* Direction: Update the items from the first line up to and including the line with "svg-text:s: s: [454, 390, 461, 410]" by replacing "svg-text" with "vector-label". Write out those lines again with nothing else changed.

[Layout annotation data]
'''

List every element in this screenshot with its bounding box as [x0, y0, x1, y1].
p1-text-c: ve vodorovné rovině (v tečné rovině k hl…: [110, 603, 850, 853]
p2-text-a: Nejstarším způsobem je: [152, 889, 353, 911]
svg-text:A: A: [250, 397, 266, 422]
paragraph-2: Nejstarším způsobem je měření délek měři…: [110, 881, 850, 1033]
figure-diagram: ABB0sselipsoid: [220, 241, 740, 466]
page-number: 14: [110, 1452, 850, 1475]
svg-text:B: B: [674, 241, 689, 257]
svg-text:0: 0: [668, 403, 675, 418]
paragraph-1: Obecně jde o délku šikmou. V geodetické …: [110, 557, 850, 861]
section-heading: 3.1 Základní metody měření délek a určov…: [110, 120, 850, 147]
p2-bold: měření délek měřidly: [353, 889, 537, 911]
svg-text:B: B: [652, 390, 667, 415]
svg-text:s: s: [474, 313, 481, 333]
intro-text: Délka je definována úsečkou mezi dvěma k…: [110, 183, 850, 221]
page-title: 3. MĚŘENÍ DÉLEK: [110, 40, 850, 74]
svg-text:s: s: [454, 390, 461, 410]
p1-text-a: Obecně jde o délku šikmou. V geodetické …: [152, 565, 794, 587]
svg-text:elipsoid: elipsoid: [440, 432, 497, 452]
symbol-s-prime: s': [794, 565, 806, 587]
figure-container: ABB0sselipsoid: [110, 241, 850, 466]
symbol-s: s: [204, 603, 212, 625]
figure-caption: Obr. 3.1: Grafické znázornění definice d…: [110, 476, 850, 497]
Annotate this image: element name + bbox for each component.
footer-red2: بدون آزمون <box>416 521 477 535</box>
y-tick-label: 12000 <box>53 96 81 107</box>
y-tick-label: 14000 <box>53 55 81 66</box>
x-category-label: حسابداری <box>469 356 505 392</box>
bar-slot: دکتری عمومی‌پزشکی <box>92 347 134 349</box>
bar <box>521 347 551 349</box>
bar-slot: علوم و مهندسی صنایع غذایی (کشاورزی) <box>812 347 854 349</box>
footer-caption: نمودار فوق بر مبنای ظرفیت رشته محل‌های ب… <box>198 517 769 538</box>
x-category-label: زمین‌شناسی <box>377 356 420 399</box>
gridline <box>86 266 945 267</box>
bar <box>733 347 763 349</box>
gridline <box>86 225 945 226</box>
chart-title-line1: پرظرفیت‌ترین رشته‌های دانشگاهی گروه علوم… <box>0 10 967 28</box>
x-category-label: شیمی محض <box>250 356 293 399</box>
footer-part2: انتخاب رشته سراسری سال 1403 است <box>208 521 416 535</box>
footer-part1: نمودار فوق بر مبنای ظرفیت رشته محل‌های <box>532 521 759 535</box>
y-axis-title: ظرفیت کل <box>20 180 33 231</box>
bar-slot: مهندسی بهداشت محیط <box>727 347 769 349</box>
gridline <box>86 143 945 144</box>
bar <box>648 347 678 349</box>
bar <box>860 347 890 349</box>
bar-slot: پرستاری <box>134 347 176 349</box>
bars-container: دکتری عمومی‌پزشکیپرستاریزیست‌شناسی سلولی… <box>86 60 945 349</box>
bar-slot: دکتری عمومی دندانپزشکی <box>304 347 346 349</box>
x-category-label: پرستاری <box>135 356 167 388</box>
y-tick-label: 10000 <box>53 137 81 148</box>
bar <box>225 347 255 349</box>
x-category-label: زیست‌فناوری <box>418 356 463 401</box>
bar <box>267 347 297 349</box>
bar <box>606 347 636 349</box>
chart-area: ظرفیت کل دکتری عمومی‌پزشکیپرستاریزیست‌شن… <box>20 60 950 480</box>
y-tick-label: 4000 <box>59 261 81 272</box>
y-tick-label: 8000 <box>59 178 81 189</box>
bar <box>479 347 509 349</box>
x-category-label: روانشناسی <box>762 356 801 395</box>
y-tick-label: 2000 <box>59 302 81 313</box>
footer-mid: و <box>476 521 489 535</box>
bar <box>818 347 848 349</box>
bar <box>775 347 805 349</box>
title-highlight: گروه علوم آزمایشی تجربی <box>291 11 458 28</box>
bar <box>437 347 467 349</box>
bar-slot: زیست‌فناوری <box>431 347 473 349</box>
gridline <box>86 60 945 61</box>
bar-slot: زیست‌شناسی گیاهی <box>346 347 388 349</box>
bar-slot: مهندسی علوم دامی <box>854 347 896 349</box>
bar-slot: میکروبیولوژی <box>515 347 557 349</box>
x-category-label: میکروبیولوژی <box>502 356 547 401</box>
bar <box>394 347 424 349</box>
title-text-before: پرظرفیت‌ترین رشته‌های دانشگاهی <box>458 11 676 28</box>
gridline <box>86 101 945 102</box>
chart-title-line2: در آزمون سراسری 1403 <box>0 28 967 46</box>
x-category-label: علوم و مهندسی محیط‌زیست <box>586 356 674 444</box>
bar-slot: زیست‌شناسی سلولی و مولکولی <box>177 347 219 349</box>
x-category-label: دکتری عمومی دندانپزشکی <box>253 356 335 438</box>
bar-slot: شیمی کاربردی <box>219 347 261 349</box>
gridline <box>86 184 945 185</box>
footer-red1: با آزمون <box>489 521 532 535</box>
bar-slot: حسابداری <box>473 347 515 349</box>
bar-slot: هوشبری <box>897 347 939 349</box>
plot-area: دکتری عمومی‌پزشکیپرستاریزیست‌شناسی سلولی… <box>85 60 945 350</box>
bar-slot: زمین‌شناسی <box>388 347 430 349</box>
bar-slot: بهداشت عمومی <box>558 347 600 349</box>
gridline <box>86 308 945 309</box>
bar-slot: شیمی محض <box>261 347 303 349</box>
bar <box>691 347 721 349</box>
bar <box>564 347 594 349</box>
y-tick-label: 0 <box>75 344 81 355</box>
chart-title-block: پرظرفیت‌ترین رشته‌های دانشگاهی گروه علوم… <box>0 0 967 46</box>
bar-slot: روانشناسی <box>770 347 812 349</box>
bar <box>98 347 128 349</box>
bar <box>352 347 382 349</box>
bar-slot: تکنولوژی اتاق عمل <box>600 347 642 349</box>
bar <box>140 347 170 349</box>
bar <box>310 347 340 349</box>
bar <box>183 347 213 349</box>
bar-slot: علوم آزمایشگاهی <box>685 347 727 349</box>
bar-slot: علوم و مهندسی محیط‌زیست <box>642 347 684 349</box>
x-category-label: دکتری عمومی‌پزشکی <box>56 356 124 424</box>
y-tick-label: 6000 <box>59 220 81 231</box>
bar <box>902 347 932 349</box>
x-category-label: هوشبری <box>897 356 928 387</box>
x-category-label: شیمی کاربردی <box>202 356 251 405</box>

'''

* Right answer:
List every element in this screenshot with its bounding box as [x0, y0, x1, y1].
p1-text-c: ve vodorovné rovině (v tečné rovině k hl…: [110, 603, 850, 853]
p2-text-a: Nejstarším způsobem je: [152, 889, 353, 911]
vector-label:A: A: [250, 397, 266, 422]
paragraph-2: Nejstarším způsobem je měření délek měři…: [110, 881, 850, 1033]
figure-diagram: ABB0sselipsoid: [220, 241, 740, 466]
page-number: 14: [110, 1452, 850, 1475]
vector-label:B: B: [674, 241, 689, 257]
vector-label:0: 0: [668, 403, 675, 418]
paragraph-1: Obecně jde o délku šikmou. V geodetické …: [110, 557, 850, 861]
section-heading: 3.1 Základní metody měření délek a určov…: [110, 120, 850, 147]
p2-bold: měření délek měřidly: [353, 889, 537, 911]
vector-label:B: B: [652, 390, 667, 415]
vector-label:s: s: [474, 313, 481, 333]
intro-text: Délka je definována úsečkou mezi dvěma k…: [110, 183, 850, 221]
page-title: 3. MĚŘENÍ DÉLEK: [110, 40, 850, 74]
vector-label:s: s: [454, 390, 461, 410]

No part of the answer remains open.